◆ **Required task**
Print all records exactly, leaving nothing out.

◆ **Provided data**
============================================================

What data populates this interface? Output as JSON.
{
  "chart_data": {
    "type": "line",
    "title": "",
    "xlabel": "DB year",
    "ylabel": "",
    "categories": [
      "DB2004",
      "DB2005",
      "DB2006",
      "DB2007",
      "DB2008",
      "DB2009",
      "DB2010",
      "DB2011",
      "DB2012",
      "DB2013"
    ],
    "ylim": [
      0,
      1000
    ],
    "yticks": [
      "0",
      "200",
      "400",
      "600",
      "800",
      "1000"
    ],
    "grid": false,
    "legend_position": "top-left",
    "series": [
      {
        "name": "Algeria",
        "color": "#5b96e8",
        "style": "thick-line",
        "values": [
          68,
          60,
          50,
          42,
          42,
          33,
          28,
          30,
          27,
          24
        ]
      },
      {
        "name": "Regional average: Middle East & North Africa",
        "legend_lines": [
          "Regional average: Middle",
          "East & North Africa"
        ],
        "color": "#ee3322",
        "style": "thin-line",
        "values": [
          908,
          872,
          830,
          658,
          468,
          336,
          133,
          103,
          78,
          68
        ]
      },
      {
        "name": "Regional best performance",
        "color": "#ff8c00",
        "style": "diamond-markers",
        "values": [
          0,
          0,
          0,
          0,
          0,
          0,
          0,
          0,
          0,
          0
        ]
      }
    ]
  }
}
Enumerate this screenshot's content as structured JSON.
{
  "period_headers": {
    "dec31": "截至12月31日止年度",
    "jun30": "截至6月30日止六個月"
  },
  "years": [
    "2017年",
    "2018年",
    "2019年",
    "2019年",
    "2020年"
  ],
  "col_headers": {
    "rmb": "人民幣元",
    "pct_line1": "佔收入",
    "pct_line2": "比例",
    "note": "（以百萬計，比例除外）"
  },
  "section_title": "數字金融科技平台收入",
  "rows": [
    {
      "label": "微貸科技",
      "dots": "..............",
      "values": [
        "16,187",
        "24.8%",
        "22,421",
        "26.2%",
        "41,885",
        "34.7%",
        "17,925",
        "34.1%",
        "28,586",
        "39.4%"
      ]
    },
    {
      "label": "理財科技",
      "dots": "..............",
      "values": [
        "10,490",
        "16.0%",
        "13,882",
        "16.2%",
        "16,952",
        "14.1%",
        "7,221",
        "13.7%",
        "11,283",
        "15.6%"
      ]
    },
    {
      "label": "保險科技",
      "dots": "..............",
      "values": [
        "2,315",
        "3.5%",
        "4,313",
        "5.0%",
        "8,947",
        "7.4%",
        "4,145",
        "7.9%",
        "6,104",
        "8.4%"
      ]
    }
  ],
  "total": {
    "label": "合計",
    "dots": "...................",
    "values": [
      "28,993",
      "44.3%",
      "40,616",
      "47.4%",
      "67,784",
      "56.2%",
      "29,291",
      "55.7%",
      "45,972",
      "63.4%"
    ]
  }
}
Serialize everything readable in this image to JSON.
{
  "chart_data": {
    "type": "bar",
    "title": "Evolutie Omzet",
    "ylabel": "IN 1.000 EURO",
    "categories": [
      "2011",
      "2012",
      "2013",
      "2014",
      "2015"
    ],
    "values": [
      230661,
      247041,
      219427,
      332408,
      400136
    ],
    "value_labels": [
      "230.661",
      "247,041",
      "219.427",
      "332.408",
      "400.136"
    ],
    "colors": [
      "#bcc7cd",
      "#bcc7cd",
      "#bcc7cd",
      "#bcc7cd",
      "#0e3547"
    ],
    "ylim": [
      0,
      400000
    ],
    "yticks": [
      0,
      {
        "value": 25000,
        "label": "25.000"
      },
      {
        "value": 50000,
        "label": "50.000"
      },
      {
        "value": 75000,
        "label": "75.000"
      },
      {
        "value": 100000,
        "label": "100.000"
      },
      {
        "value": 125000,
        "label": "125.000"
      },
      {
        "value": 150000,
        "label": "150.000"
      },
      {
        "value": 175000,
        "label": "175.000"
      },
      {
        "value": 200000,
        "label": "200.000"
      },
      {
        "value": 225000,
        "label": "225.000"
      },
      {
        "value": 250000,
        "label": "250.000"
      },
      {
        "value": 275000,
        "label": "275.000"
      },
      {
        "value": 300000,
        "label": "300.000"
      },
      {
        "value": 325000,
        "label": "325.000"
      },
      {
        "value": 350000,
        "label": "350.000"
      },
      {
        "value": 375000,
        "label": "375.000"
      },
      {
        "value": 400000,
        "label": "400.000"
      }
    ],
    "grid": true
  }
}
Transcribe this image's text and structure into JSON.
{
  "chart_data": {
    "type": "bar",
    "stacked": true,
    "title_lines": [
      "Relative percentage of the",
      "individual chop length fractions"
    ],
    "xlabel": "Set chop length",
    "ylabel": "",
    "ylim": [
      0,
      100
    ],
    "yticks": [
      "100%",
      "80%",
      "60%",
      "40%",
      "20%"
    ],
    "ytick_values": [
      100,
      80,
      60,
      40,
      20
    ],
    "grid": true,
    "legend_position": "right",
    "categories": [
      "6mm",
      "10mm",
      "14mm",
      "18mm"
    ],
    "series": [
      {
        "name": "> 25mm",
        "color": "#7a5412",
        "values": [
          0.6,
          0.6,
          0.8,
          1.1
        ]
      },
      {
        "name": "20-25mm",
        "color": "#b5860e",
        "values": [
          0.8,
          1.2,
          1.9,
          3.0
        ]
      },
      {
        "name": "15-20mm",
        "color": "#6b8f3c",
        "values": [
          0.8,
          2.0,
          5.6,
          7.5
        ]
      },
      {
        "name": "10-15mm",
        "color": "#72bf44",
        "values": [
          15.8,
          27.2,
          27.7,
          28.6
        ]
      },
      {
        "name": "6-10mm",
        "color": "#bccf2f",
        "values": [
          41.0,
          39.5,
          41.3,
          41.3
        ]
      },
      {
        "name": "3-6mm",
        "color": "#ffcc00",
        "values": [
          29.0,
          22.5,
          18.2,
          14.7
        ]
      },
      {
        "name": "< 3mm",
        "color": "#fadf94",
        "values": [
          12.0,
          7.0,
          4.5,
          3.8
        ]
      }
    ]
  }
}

============================================================

◆ **Completed task**
What data populates this interface? Output as JSON.
{
  "chart_data": {
    "type": "line",
    "title": "",
    "xlabel": "DB year",
    "ylabel": "",
    "categories": [
      "DB2004",
      "DB2005",
      "DB2006",
      "DB2007",
      "DB2008",
      "DB2009",
      "DB2010",
      "DB2011",
      "DB2012",
      "DB2013"
    ],
    "ylim": [
      0,
      1000
    ],
    "yticks": [
      "0",
      "200",
      "400",
      "600",
      "800",
      "1000"
    ],
    "grid": false,
    "legend_position": "top-left",
    "series": [
      {
        "name": "Algeria",
        "color": "#5b96e8",
        "style": "thick-line",
        "values": [
          68,
          60,
          50,
          42,
          42,
          33,
          28,
          30,
          27,
          24
        ]
      },
      {
        "name": "Regional average: Middle East & North Africa",
        "legend_lines": [
          "Regional average: Middle",
          "East & North Africa"
        ],
        "color": "#ee3322",
        "style": "thin-line",
        "values": [
          908,
          872,
          830,
          658,
          468,
          336,
          133,
          103,
          78,
          68
        ]
      },
      {
        "name": "Regional best performance",
        "color": "#ff8c00",
        "style": "diamond-markers",
        "values": [
          0,
          0,
          0,
          0,
          0,
          0,
          0,
          0,
          0,
          0
        ]
      }
    ]
  }
}
Enumerate this screenshot's content as structured JSON.
{
  "period_headers": {
    "dec31": "截至12月31日止年度",
    "jun30": "截至6月30日止六個月"
  },
  "years": [
    "2017年",
    "2018年",
    "2019年",
    "2019年",
    "2020年"
  ],
  "col_headers": {
    "rmb": "人民幣元",
    "pct_line1": "佔收入",
    "pct_line2": "比例",
    "note": "（以百萬計，比例除外）"
  },
  "section_title": "數字金融科技平台收入",
  "rows": [
    {
      "label": "微貸科技",
      "dots": "..............",
      "values": [
        "16,187",
        "24.8%",
        "22,421",
        "26.2%",
        "41,885",
        "34.7%",
        "17,925",
        "34.1%",
        "28,586",
        "39.4%"
      ]
    },
    {
      "label": "理財科技",
      "dots": "..............",
      "values": [
        "10,490",
        "16.0%",
        "13,882",
        "16.2%",
        "16,952",
        "14.1%",
        "7,221",
        "13.7%",
        "11,283",
        "15.6%"
      ]
    },
    {
      "label": "保險科技",
      "dots": "..............",
      "values": [
        "2,315",
        "3.5%",
        "4,313",
        "5.0%",
        "8,947",
        "7.4%",
        "4,145",
        "7.9%",
        "6,104",
        "8.4%"
      ]
    }
  ],
  "total": {
    "label": "合計",
    "dots": "...................",
    "values": [
      "28,993",
      "44.3%",
      "40,616",
      "47.4%",
      "67,784",
      "56.2%",
      "29,291",
      "55.7%",
      "45,972",
      "63.4%"
    ]
  }
}
Serialize everything readable in this image to JSON.
{
  "chart_data": {
    "type": "bar",
    "title": "Evolutie Omzet",
    "ylabel": "IN 1.000 EURO",
    "categories": [
      "2011",
      "2012",
      "2013",
      "2014",
      "2015"
    ],
    "values": [
      230661,
      247041,
      219427,
      332408,
      400136
    ],
    "value_labels": [
      "230.661",
      "247,041",
      "219.427",
      "332.408",
      "400.136"
    ],
    "colors": [
      "#bcc7cd",
      "#bcc7cd",
      "#bcc7cd",
      "#bcc7cd",
      "#0e3547"
    ],
    "ylim": [
      0,
      400000
    ],
    "yticks": [
      0,
      {
        "value": 25000,
        "label": "25.000"
      },
      {
        "value": 50000,
        "label": "50.000"
      },
      {
        "value": 75000,
        "label": "75.000"
      },
      {
        "value": 100000,
        "label": "100.000"
      },
      {
        "value": 125000,
        "label": "125.000"
      },
      {
        "value": 150000,
        "label": "150.000"
      },
      {
        "value": 175000,
        "label": "175.000"
      },
      {
        "value": 200000,
        "label": "200.000"
      },
      {
        "value": 225000,
        "label": "225.000"
      },
      {
        "value": 250000,
        "label": "250.000"
      },
      {
        "value": 275000,
        "label": "275.000"
      },
      {
        "value": 300000,
        "label": "300.000"
      },
      {
        "value": 325000,
        "label": "325.000"
      },
      {
        "value": 350000,
        "label": "350.000"
      },
      {
        "value": 375000,
        "label": "375.000"
      },
      {
        "value": 400000,
        "label": "400.000"
      }
    ],
    "grid": true
  }
}
Transcribe this image's text and structure into JSON.
{
  "chart_data": {
    "type": "bar",
    "stacked": true,
    "title_lines": [
      "Relative percentage of the",
      "individual chop length fractions"
    ],
    "xlabel": "Set chop length",
    "ylabel": "",
    "ylim": [
      0,
      100
    ],
    "yticks": [
      "100%",
      "80%",
      "60%",
      "40%",
      "20%"
    ],
    "ytick_values": [
      100,
      80,
      60,
      40,
      20
    ],
    "grid": true,
    "legend_position": "right",
    "categories": [
      "6mm",
      "10mm",
      "14mm",
      "18mm"
    ],
    "series": [
      {
        "name": "> 25mm",
        "color": "#7a5412",
        "values": [
          0.6,
          0.6,
          0.8,
          1.1
        ]
      },
      {
        "name": "20-25mm",
        "color": "#b5860e",
        "values": [
          0.8,
          1.2,
          1.9,
          3.0
        ]
      },
      {
        "name": "15-20mm",
        "color": "#6b8f3c",
        "values": [
          0.8,
          2.0,
          5.6,
          7.5
        ]
      },
      {
        "name": "10-15mm",
        "color": "#72bf44",
        "values": [
          15.8,
          27.2,
          27.7,
          28.6
        ]
      },
      {
        "name": "6-10mm",
        "color": "#bccf2f",
        "values": [
          41.0,
          39.5,
          41.3,
          41.3
        ]
      },
      {
        "name": "3-6mm",
        "color": "#ffcc00",
        "values": [
          29.0,
          22.5,
          18.2,
          14.7
        ]
      },
      {
        "name": "< 3mm",
        "color": "#fadf94",
        "values": [
          12.0,
          7.0,
          4.5,
          3.8
        ]
      }
    ]
  }
}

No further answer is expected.